Short problem
Output an exact reproduction of the data.

Supplied entries
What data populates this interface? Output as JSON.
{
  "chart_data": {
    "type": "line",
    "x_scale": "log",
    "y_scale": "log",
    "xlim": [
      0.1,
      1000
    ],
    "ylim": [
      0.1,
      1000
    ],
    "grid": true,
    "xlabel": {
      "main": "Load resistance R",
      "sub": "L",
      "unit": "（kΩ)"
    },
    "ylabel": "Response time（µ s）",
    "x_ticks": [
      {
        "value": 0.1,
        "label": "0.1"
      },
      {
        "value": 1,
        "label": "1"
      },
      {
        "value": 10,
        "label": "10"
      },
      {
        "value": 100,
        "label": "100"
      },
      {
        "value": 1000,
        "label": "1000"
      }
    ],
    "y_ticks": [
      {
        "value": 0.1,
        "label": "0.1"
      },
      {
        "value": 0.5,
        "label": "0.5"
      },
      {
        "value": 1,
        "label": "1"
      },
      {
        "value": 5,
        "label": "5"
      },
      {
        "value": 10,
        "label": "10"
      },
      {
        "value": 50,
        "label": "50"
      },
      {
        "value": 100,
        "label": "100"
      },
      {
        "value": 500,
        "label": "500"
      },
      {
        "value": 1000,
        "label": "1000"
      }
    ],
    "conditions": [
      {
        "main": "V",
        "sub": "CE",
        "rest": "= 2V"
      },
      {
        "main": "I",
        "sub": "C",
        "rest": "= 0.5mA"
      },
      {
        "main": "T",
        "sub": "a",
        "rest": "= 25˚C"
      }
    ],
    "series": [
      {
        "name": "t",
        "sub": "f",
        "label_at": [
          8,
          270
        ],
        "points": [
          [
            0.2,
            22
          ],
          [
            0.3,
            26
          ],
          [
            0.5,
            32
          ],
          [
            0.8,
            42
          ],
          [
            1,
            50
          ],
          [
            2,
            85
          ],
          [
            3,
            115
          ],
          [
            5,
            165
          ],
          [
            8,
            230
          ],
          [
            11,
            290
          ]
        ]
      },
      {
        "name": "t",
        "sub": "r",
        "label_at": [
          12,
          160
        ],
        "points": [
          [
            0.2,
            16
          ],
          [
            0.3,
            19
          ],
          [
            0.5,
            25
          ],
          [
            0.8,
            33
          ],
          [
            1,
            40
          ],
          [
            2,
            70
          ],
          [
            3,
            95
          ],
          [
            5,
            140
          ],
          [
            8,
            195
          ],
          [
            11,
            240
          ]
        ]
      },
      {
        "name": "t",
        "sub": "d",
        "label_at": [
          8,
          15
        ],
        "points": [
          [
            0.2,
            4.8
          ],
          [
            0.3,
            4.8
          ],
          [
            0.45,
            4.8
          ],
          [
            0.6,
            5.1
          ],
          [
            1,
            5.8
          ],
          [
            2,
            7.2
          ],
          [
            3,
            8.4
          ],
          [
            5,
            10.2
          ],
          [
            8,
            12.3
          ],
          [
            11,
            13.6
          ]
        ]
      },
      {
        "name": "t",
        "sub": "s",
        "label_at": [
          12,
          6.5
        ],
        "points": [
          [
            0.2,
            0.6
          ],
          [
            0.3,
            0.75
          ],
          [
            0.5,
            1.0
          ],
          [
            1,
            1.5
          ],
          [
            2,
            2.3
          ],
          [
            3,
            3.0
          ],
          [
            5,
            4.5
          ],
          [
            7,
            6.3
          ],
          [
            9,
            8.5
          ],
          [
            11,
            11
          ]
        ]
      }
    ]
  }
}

Expected output
What data populates this interface? Output as JSON.
{
  "chart_data": {
    "type": "line",
    "x_scale": "log",
    "y_scale": "log",
    "xlim": [
      0.1,
      1000
    ],
    "ylim": [
      0.1,
      1000
    ],
    "grid": true,
    "xlabel": {
      "main": "Load resistance R",
      "sub": "L",
      "unit": "（kΩ)"
    },
    "ylabel": "Response time（µ s）",
    "x_ticks": [
      {
        "value": 0.1,
        "label": "0.1"
      },
      {
        "value": 1,
        "label": "1"
      },
      {
        "value": 10,
        "label": "10"
      },
      {
        "value": 100,
        "label": "100"
      },
      {
        "value": 1000,
        "label": "1000"
      }
    ],
    "y_ticks": [
      {
        "value": 0.1,
        "label": "0.1"
      },
      {
        "value": 0.5,
        "label": "0.5"
      },
      {
        "value": 1,
        "label": "1"
      },
      {
        "value": 5,
        "label": "5"
      },
      {
        "value": 10,
        "label": "10"
      },
      {
        "value": 50,
        "label": "50"
      },
      {
        "value": 100,
        "label": "100"
      },
      {
        "value": 500,
        "label": "500"
      },
      {
        "value": 1000,
        "label": "1000"
      }
    ],
    "conditions": [
      {
        "main": "V",
        "sub": "CE",
        "rest": "= 2V"
      },
      {
        "main": "I",
        "sub": "C",
        "rest": "= 0.5mA"
      },
      {
        "main": "T",
        "sub": "a",
        "rest": "= 25˚C"
      }
    ],
    "series": [
      {
        "name": "t",
        "sub": "f",
        "label_at": [
          8,
          270
        ],
        "points": [
          [
            0.2,
            22
          ],
          [
            0.3,
            26
          ],
          [
            0.5,
            32
          ],
          [
            0.8,
            42
          ],
          [
            1,
            50
          ],
          [
            2,
            85
          ],
          [
            3,
            115
          ],
          [
            5,
            165
          ],
          [
            8,
            230
          ],
          [
            11,
            290
          ]
        ]
      },
      {
        "name": "t",
        "sub": "r",
        "label_at": [
          12,
          160
        ],
        "points": [
          [
            0.2,
            16
          ],
          [
            0.3,
            19
          ],
          [
            0.5,
            25
          ],
          [
            0.8,
            33
          ],
          [
            1,
            40
          ],
          [
            2,
            70
          ],
          [
            3,
            95
          ],
          [
            5,
            140
          ],
          [
            8,
            195
          ],
          [
            11,
            240
          ]
        ]
      },
      {
        "name": "t",
        "sub": "d",
        "label_at": [
          8,
          15
        ],
        "points": [
          [
            0.2,
            4.8
          ],
          [
            0.3,
            4.8
          ],
          [
            0.45,
            4.8
          ],
          [
            0.6,
            5.1
          ],
          [
            1,
            5.8
          ],
          [
            2,
            7.2
          ],
          [
            3,
            8.4
          ],
          [
            5,
            10.2
          ],
          [
            8,
            12.3
          ],
          [
            11,
            13.6
          ]
        ]
      },
      {
        "name": "t",
        "sub": "s",
        "label_at": [
          12,
          6.5
        ],
        "points": [
          [
            0.2,
            0.6
          ],
          [
            0.3,
            0.75
          ],
          [
            0.5,
            1.0
          ],
          [
            1,
            1.5
          ],
          [
            2,
            2.3
          ],
          [
            3,
            3.0
          ],
          [
            5,
            4.5
          ],
          [
            7,
            6.3
          ],
          [
            9,
            8.5
          ],
          [
            11,
            11
          ]
        ]
      }
    ]
  }
}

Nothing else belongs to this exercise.